YOUR OBJECTIVE: Repeat the records below exactly, leaving out every picture.

SOURCE DATA:

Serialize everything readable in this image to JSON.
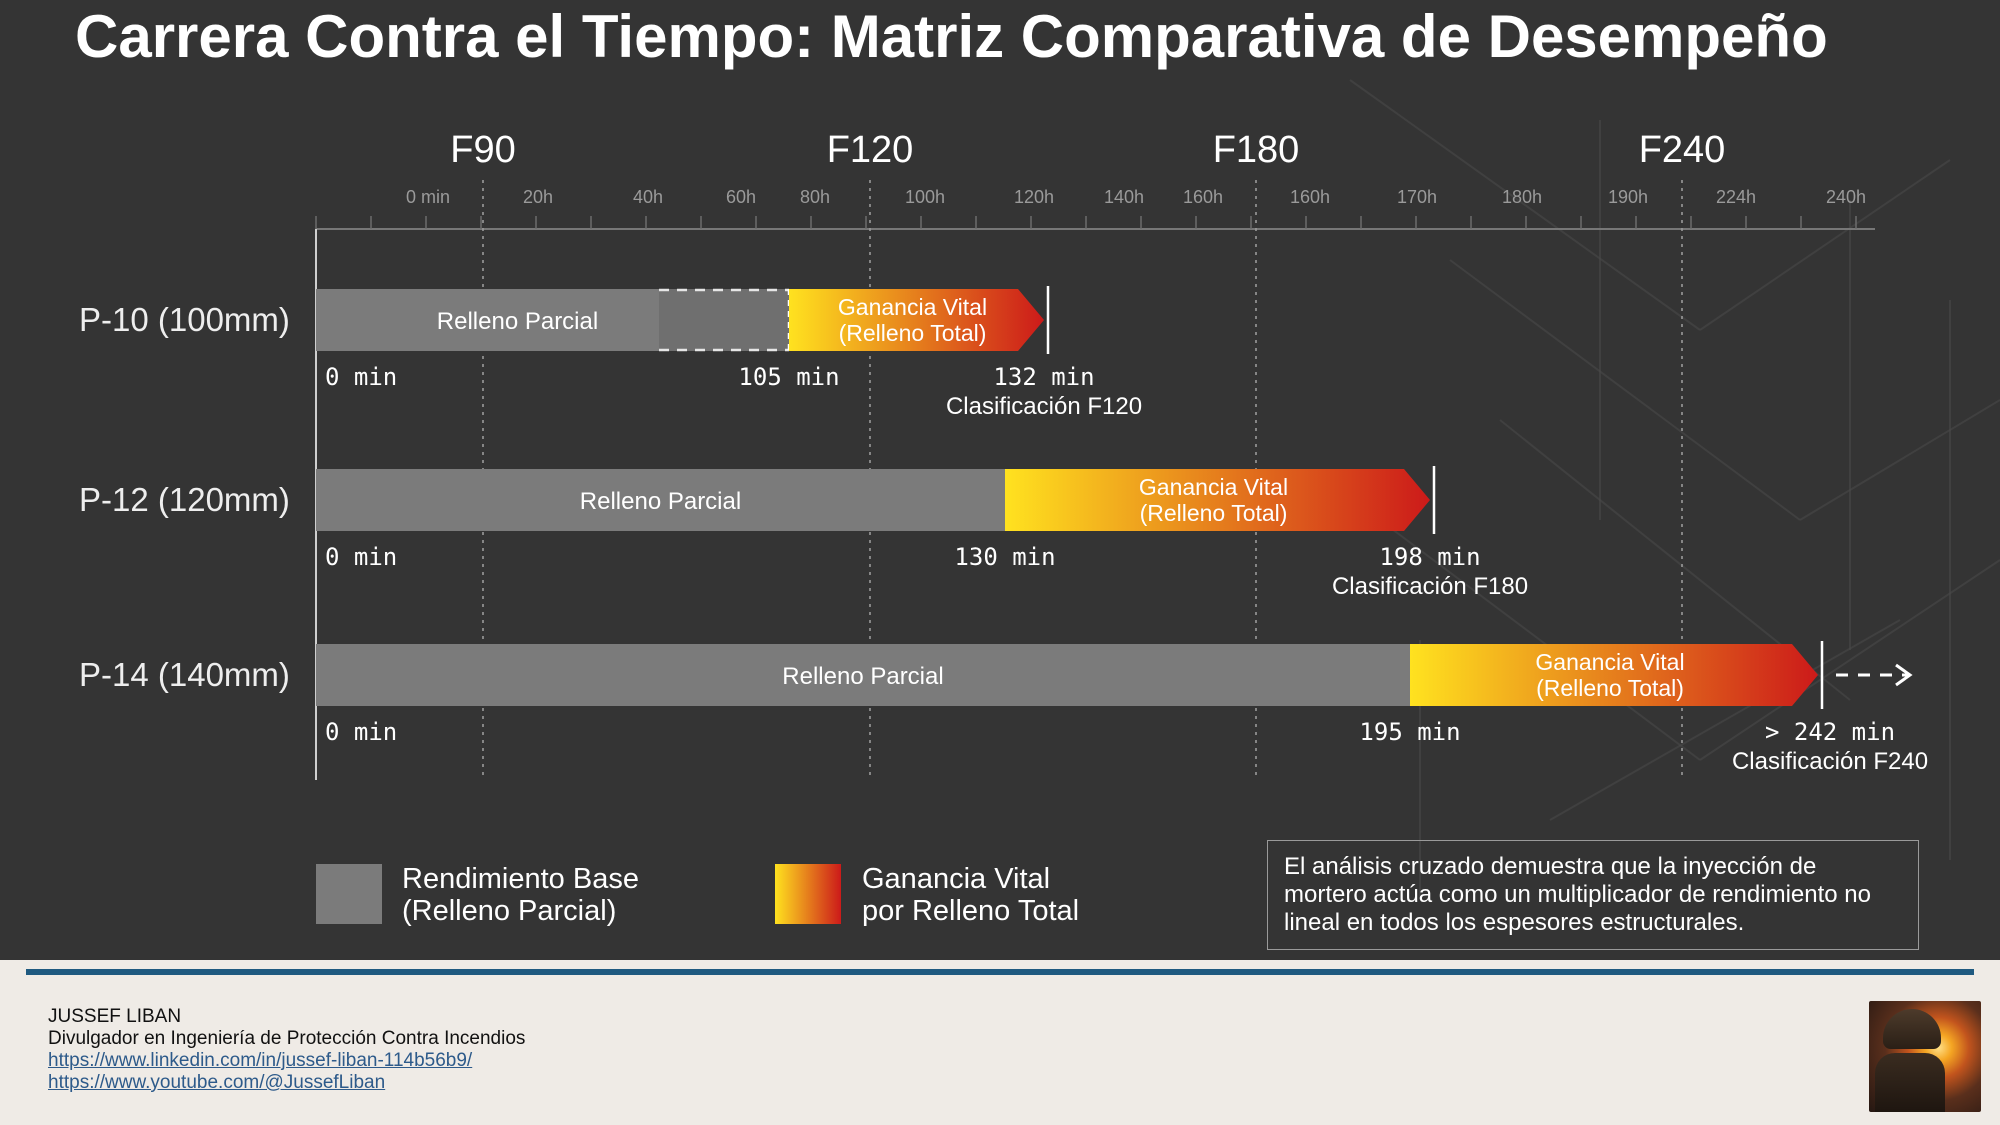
{
  "title": "Carrera Contra el Tiempo: Matriz Comparativa de Desempeño",
  "chart_data": {
    "type": "bar",
    "x_unit": "min",
    "classifications": [
      {
        "label": "F90",
        "value": 90
      },
      {
        "label": "F120",
        "value": 120
      },
      {
        "label": "F180",
        "value": 180
      },
      {
        "label": "F240",
        "value": 240
      }
    ],
    "tick_labels": [
      "0 min",
      "20h",
      "40h",
      "60h",
      "80h",
      "100h",
      "120h",
      "140h",
      "160h",
      "160h",
      "170h",
      "180h",
      "190h",
      "224h",
      "240h"
    ],
    "categories": [
      "P-10 (100mm)",
      "P-12 (120mm)",
      "P-14 (140mm)"
    ],
    "series": [
      {
        "name": "Rendimiento Base (Relleno Parcial)",
        "values": [
          105,
          130,
          195
        ]
      },
      {
        "name": "Ganancia Vital por Relleno Total",
        "values": [
          27,
          68,
          47
        ]
      }
    ],
    "rows": [
      {
        "label": "P-10 (100mm)",
        "start": 0,
        "partial_end": 105,
        "total_end": 132,
        "partial_text": "Relleno Parcial",
        "gain_line1": "Ganancia Vital",
        "gain_line2": "(Relleno Total)",
        "start_label": "0 min",
        "mid_label": "105 min",
        "end_label": "132 min",
        "class_label": "Clasificación F120",
        "dashed_partial": true,
        "continues": false
      },
      {
        "label": "P-12 (120mm)",
        "start": 0,
        "partial_end": 130,
        "total_end": 198,
        "partial_text": "Relleno Parcial",
        "gain_line1": "Ganancia Vital",
        "gain_line2": "(Relleno Total)",
        "start_label": "0 min",
        "mid_label": "130 min",
        "end_label": "198 min",
        "class_label": "Clasificación F180",
        "dashed_partial": false,
        "continues": false
      },
      {
        "label": "P-14 (140mm)",
        "start": 0,
        "partial_end": 195,
        "total_end": 242,
        "partial_text": "Relleno Parcial",
        "gain_line1": "Ganancia Vital",
        "gain_line2": "(Relleno Total)",
        "start_label": "0 min",
        "mid_label": "195 min",
        "end_label": "> 242 min",
        "class_label": "Clasificación F240",
        "dashed_partial": false,
        "continues": true
      }
    ],
    "legend": {
      "base_line1": "Rendimiento Base",
      "base_line2": "(Relleno Parcial)",
      "gain_line1": "Ganancia Vital",
      "gain_line2": "por Relleno Total",
      "placement": "bottom-left"
    },
    "grid": "dotted vertical lines at classifications"
  },
  "colors": {
    "background": "#343434",
    "partial_bar": "#7b7b7b",
    "gain_start": "#ffe21f",
    "gain_end": "#cc1a1a",
    "footer_bg": "#efebe6",
    "rule": "#1f5a80"
  },
  "note": "El análisis cruzado demuestra que la inyección de mortero actúa como un multiplicador de rendimiento no lineal en todos los espesores estructurales.",
  "footer": {
    "name": "JUSSEF LIBAN",
    "role": "Divulgador en Ingeniería de Protección Contra Incendios",
    "link1": "https://www.linkedin.com/in/jussef-liban-114b56b9/",
    "link2": "https://www.youtube.com/@JussefLiban",
    "photo_icon": "firefighter-photo"
  }
}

SOLUTION FOR THIS EXERCISE:
Serialize everything readable in this image to JSON.
{
  "title": "Carrera Contra el Tiempo: Matriz Comparativa de Desempeño",
  "chart_data": {
    "type": "bar",
    "x_unit": "min",
    "classifications": [
      {
        "label": "F90",
        "value": 90
      },
      {
        "label": "F120",
        "value": 120
      },
      {
        "label": "F180",
        "value": 180
      },
      {
        "label": "F240",
        "value": 240
      }
    ],
    "tick_labels": [
      "0 min",
      "20h",
      "40h",
      "60h",
      "80h",
      "100h",
      "120h",
      "140h",
      "160h",
      "160h",
      "170h",
      "180h",
      "190h",
      "224h",
      "240h"
    ],
    "categories": [
      "P-10 (100mm)",
      "P-12 (120mm)",
      "P-14 (140mm)"
    ],
    "series": [
      {
        "name": "Rendimiento Base (Relleno Parcial)",
        "values": [
          105,
          130,
          195
        ]
      },
      {
        "name": "Ganancia Vital por Relleno Total",
        "values": [
          27,
          68,
          47
        ]
      }
    ],
    "rows": [
      {
        "label": "P-10 (100mm)",
        "start": 0,
        "partial_end": 105,
        "total_end": 132,
        "partial_text": "Relleno Parcial",
        "gain_line1": "Ganancia Vital",
        "gain_line2": "(Relleno Total)",
        "start_label": "0 min",
        "mid_label": "105 min",
        "end_label": "132 min",
        "class_label": "Clasificación F120",
        "dashed_partial": true,
        "continues": false
      },
      {
        "label": "P-12 (120mm)",
        "start": 0,
        "partial_end": 130,
        "total_end": 198,
        "partial_text": "Relleno Parcial",
        "gain_line1": "Ganancia Vital",
        "gain_line2": "(Relleno Total)",
        "start_label": "0 min",
        "mid_label": "130 min",
        "end_label": "198 min",
        "class_label": "Clasificación F180",
        "dashed_partial": false,
        "continues": false
      },
      {
        "label": "P-14 (140mm)",
        "start": 0,
        "partial_end": 195,
        "total_end": 242,
        "partial_text": "Relleno Parcial",
        "gain_line1": "Ganancia Vital",
        "gain_line2": "(Relleno Total)",
        "start_label": "0 min",
        "mid_label": "195 min",
        "end_label": "> 242 min",
        "class_label": "Clasificación F240",
        "dashed_partial": false,
        "continues": true
      }
    ],
    "legend": {
      "base_line1": "Rendimiento Base",
      "base_line2": "(Relleno Parcial)",
      "gain_line1": "Ganancia Vital",
      "gain_line2": "por Relleno Total",
      "placement": "bottom-left"
    },
    "grid": "dotted vertical lines at classifications"
  },
  "colors": {
    "background": "#343434",
    "partial_bar": "#7b7b7b",
    "gain_start": "#ffe21f",
    "gain_end": "#cc1a1a",
    "footer_bg": "#efebe6",
    "rule": "#1f5a80"
  },
  "note": "El análisis cruzado demuestra que la inyección de mortero actúa como un multiplicador de rendimiento no lineal en todos los espesores estructurales.",
  "footer": {
    "name": "JUSSEF LIBAN",
    "role": "Divulgador en Ingeniería de Protección Contra Incendios",
    "link1": "https://www.linkedin.com/in/jussef-liban-114b56b9/",
    "link2": "https://www.youtube.com/@JussefLiban",
    "photo_icon": "firefighter-photo"
  }
}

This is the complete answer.